Exercise brief:
Below are the entries; count the lines in them that contain the word "What" and give only the number.

Data for this exercise:

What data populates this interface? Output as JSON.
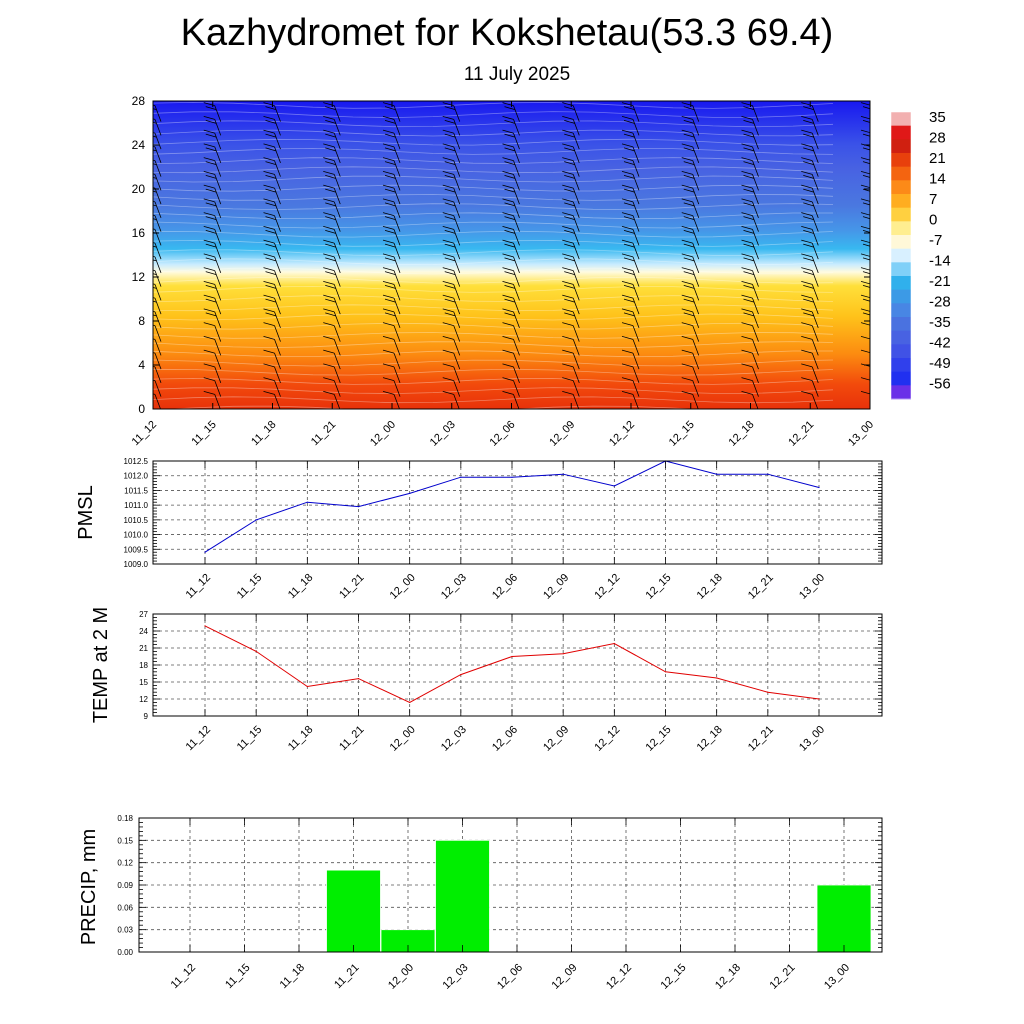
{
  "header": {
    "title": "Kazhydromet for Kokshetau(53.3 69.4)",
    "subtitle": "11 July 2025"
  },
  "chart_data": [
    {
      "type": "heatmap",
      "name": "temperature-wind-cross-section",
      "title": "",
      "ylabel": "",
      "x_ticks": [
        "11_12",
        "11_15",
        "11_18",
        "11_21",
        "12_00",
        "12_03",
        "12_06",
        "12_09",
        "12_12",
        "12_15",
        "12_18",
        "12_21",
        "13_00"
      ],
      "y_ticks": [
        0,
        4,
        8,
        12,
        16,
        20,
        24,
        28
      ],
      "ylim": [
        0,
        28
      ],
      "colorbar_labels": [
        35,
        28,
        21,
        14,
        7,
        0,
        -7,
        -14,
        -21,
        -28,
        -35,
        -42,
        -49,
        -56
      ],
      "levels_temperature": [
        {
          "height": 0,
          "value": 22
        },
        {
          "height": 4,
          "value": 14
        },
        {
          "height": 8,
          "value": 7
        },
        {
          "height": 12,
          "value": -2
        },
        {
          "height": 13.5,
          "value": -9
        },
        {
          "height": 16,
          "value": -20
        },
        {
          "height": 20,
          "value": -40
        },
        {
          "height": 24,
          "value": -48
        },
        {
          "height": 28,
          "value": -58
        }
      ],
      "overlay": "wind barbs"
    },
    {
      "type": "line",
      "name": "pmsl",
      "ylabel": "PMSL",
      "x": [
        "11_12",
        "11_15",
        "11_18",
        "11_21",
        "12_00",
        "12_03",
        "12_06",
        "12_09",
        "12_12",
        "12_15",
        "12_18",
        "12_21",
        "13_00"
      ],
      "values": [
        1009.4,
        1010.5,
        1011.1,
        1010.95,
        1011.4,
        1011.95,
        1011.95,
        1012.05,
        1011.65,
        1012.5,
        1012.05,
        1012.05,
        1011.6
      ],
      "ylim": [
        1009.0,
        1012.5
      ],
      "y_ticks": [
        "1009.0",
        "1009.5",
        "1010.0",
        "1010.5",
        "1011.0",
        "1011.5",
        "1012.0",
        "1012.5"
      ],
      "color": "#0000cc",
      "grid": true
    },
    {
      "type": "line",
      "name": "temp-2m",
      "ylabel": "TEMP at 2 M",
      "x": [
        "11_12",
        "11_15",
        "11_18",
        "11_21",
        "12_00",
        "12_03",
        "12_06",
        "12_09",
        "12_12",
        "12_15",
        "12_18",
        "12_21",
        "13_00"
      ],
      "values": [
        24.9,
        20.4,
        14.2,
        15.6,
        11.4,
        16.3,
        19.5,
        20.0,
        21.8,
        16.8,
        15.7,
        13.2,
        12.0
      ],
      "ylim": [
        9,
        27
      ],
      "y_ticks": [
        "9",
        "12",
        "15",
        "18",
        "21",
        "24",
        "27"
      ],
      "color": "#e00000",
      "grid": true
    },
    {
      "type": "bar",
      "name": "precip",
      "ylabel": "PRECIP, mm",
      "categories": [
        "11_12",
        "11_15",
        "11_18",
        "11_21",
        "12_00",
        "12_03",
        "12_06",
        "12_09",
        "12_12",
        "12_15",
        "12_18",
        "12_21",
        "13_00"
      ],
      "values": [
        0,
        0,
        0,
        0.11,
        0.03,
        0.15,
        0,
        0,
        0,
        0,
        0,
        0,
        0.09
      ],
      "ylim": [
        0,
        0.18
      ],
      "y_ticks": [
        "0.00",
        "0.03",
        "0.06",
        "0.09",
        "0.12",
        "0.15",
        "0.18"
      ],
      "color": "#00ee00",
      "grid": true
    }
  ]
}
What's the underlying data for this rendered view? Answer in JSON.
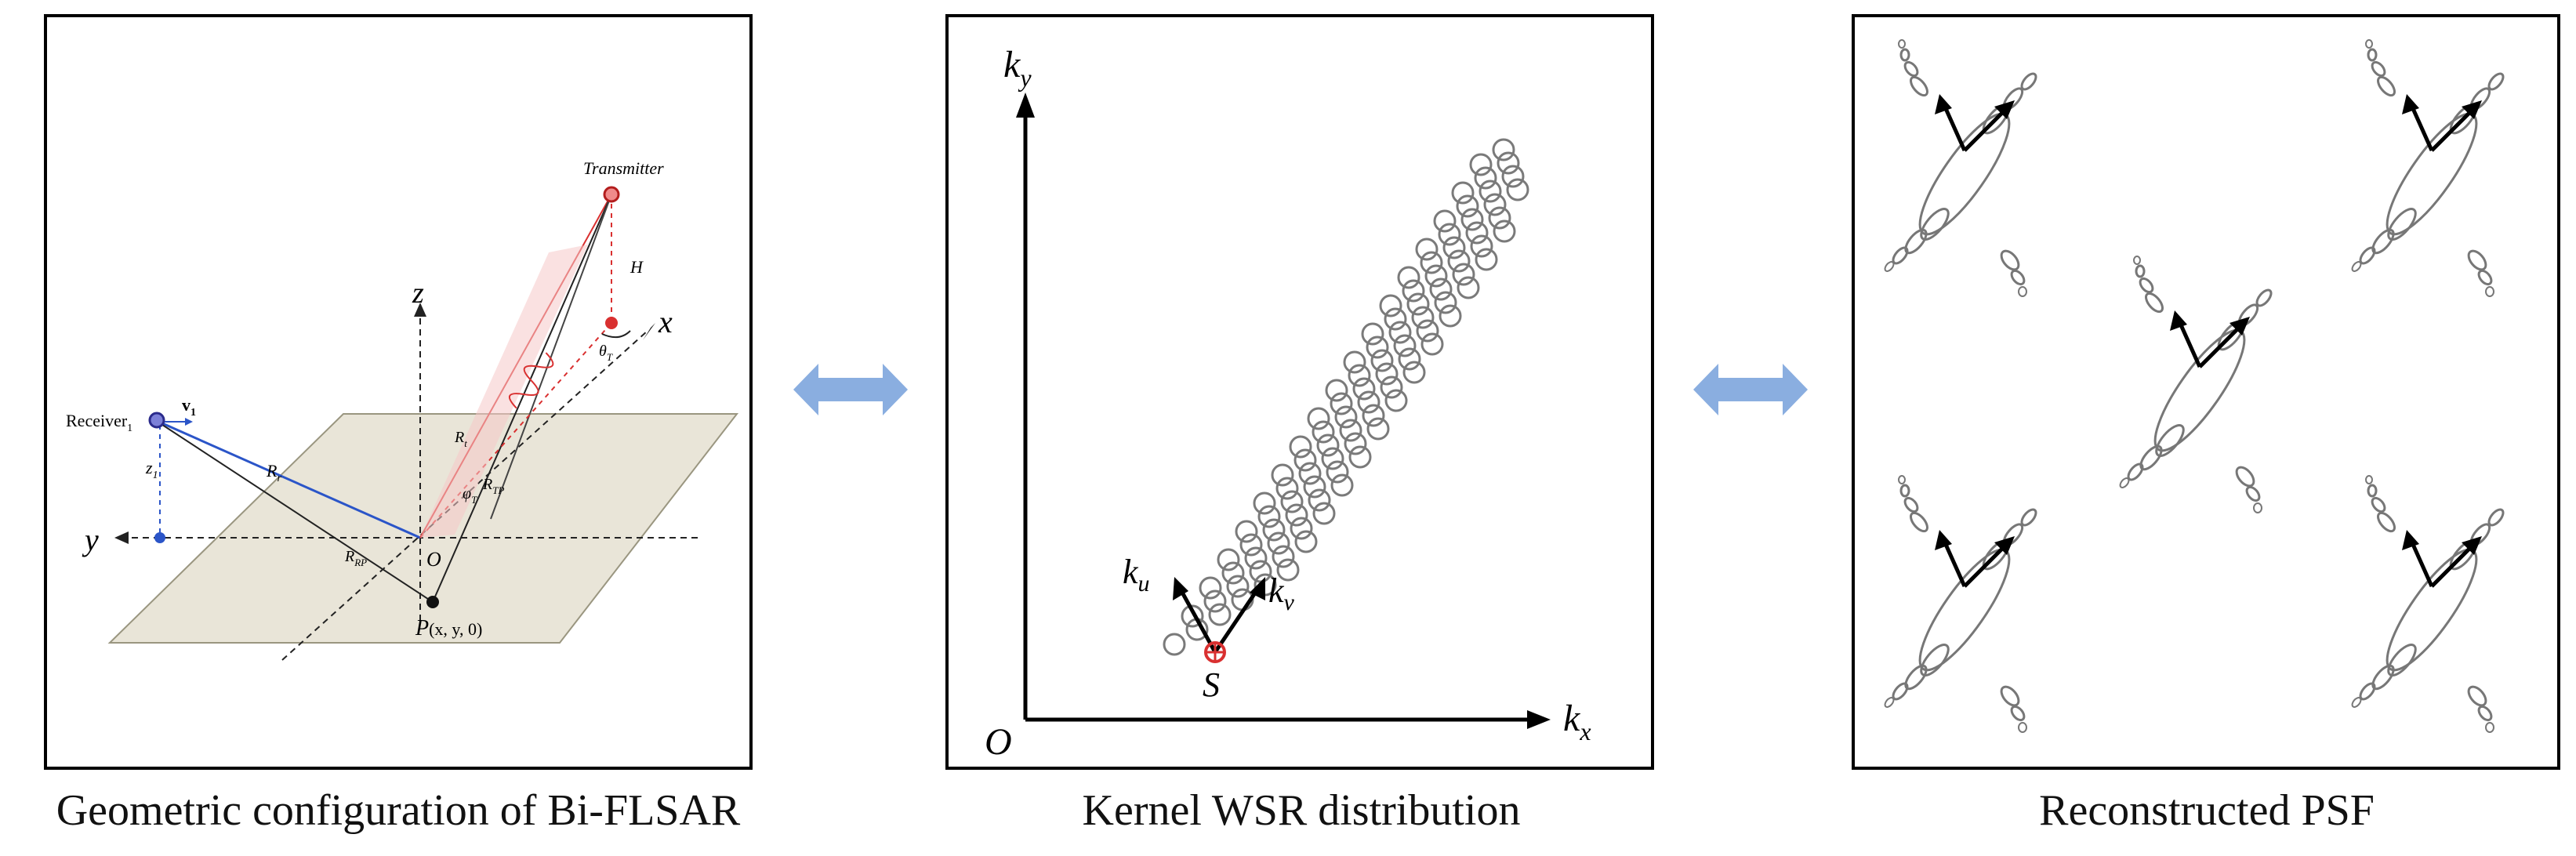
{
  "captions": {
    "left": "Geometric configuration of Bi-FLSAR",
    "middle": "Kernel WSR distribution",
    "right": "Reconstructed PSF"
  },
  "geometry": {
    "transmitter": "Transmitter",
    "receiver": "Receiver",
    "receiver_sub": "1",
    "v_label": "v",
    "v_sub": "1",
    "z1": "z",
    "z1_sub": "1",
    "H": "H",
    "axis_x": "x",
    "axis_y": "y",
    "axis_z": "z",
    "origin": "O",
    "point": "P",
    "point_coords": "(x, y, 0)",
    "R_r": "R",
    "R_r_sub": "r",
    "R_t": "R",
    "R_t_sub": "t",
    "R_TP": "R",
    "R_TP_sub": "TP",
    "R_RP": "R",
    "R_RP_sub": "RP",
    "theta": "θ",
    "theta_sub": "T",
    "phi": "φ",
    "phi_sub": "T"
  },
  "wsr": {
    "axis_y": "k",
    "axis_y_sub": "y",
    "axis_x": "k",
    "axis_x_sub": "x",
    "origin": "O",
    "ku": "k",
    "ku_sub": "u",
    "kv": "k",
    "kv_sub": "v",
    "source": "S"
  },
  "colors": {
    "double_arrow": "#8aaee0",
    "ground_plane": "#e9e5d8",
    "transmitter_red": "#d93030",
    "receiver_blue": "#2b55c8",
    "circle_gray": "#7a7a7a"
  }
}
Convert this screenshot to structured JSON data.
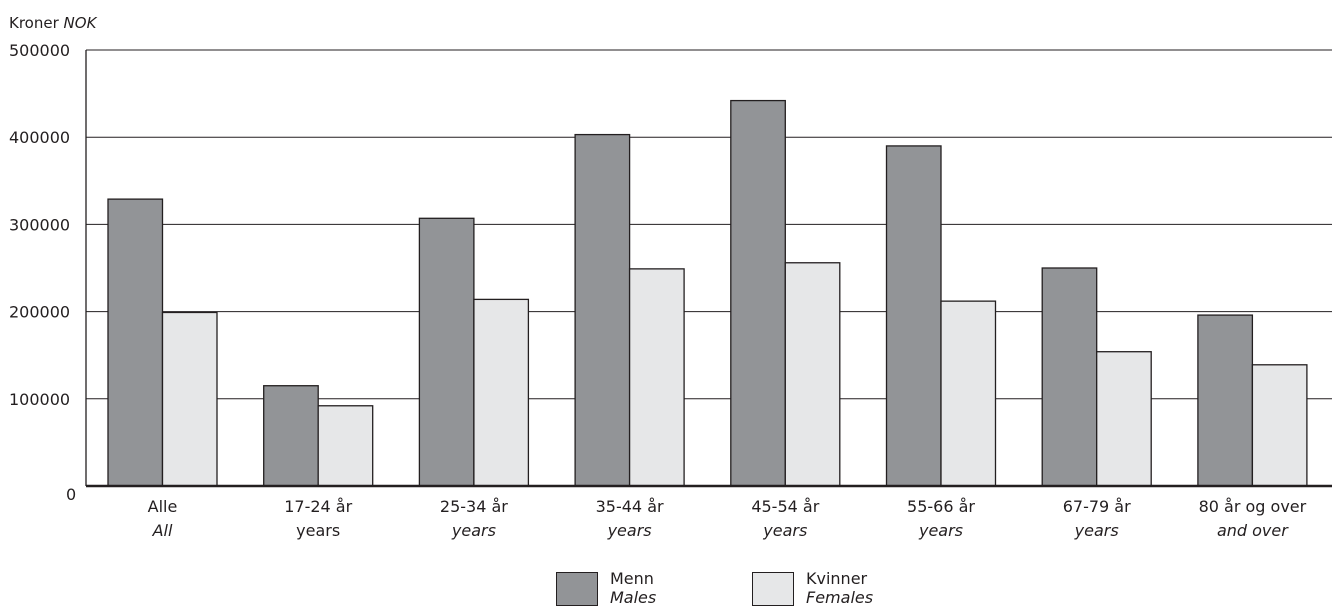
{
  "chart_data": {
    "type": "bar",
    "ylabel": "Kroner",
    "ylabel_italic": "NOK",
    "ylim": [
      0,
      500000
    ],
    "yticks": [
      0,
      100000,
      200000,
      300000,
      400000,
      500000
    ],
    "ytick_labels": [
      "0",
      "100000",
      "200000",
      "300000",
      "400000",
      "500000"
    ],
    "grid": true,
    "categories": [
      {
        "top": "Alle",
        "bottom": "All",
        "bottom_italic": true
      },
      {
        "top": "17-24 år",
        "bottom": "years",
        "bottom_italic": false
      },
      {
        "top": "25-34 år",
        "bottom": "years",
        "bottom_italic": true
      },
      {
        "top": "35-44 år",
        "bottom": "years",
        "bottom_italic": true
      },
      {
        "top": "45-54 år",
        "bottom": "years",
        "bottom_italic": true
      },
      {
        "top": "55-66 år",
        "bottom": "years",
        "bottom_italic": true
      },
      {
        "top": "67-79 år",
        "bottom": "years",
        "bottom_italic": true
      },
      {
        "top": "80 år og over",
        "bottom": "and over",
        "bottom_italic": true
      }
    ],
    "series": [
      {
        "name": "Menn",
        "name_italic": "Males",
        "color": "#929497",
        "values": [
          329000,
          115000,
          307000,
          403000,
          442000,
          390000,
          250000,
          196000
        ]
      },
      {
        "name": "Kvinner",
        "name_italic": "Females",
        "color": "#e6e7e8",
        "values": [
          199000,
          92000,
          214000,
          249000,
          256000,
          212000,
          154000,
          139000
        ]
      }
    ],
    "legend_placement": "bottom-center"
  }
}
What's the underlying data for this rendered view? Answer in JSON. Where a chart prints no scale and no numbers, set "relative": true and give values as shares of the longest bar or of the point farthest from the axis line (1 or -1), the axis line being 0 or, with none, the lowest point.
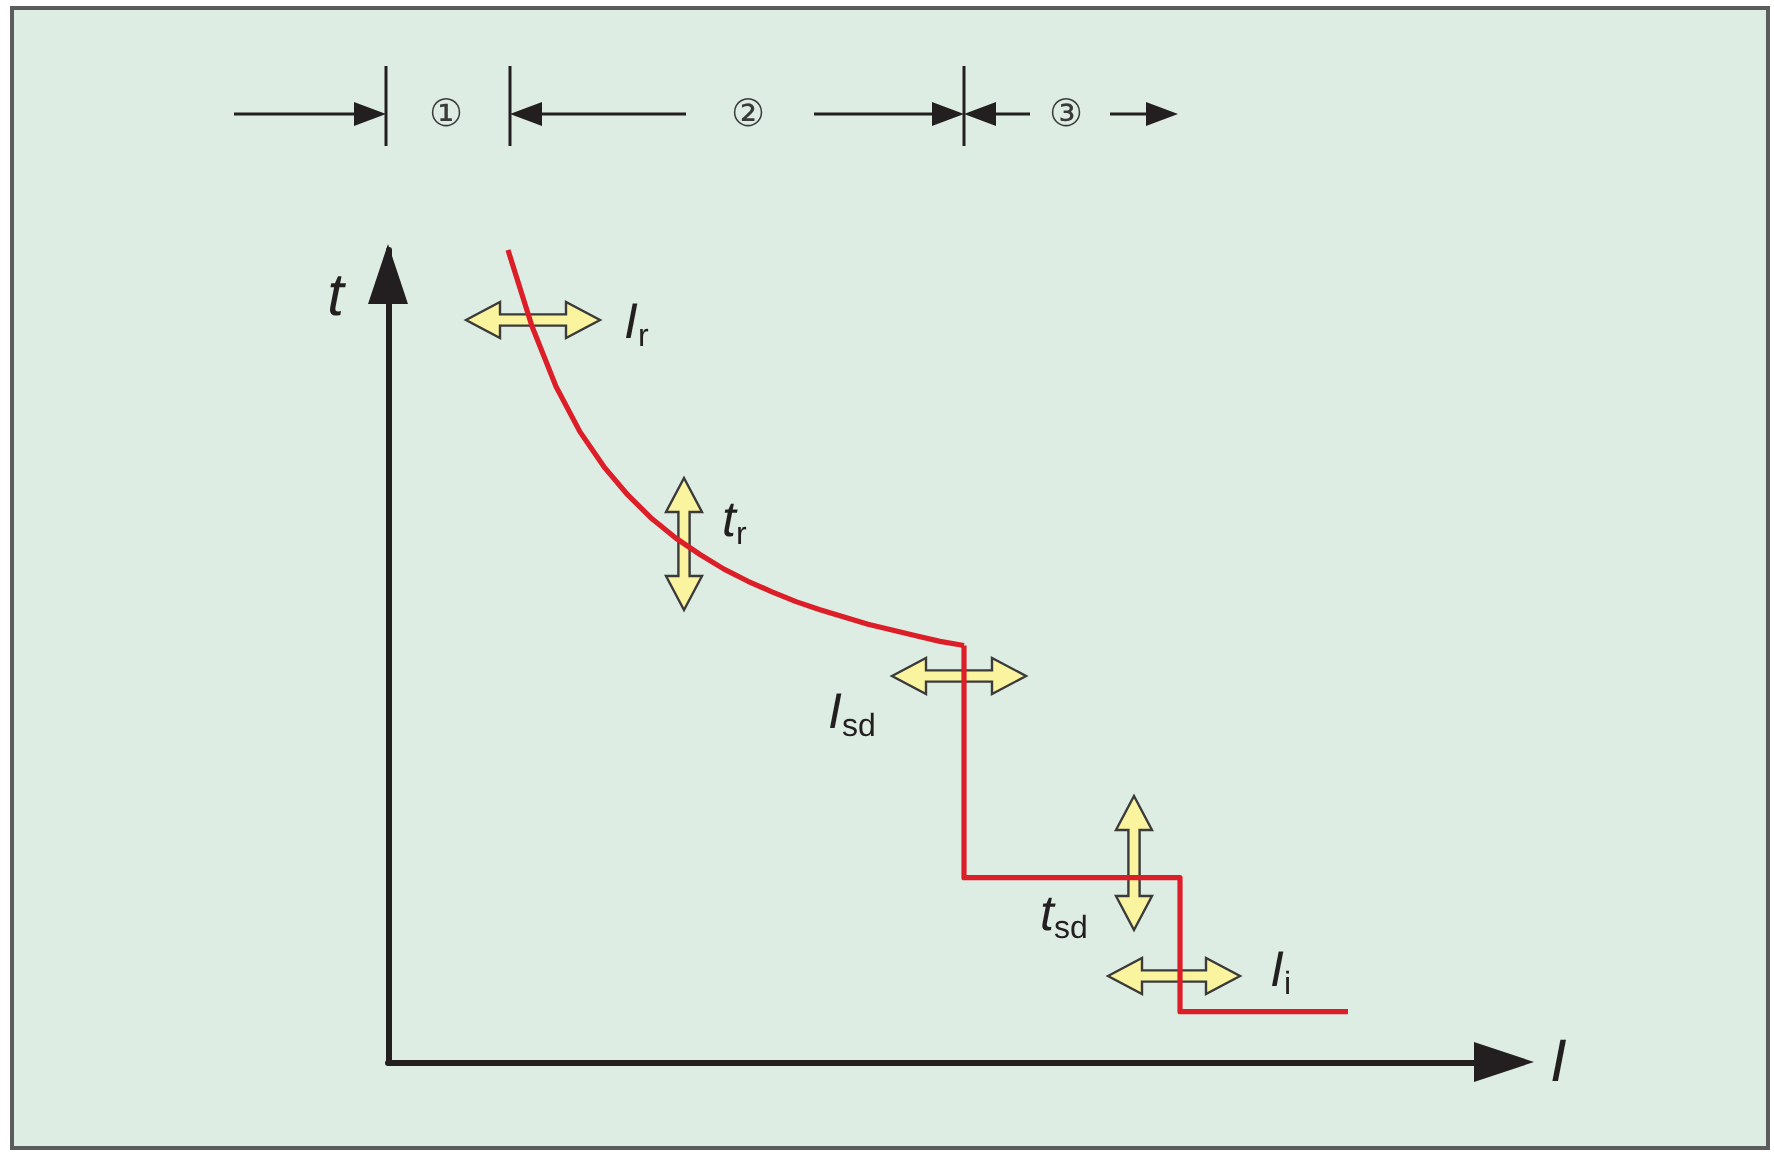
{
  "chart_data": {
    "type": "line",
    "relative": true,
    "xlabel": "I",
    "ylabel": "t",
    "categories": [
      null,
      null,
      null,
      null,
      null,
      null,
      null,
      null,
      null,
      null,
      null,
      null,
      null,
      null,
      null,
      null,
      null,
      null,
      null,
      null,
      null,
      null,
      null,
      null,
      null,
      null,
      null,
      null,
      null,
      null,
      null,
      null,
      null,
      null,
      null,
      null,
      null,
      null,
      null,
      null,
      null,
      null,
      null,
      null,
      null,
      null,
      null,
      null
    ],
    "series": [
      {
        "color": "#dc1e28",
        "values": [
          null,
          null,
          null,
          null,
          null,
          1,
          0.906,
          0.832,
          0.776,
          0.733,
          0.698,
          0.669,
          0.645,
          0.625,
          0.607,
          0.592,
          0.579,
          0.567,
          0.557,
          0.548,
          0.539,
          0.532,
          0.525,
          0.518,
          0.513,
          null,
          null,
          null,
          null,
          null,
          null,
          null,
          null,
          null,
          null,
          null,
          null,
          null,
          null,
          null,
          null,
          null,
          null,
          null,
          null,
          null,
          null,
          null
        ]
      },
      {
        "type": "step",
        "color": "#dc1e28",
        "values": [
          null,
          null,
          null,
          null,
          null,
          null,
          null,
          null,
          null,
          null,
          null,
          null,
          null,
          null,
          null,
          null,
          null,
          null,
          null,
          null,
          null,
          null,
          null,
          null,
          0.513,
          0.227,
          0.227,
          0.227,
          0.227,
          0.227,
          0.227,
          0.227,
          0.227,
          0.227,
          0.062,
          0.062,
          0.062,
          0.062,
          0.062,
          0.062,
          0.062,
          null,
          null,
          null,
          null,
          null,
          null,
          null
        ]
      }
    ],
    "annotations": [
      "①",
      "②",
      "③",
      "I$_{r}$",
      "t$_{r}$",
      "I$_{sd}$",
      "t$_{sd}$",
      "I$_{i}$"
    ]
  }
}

Response:
3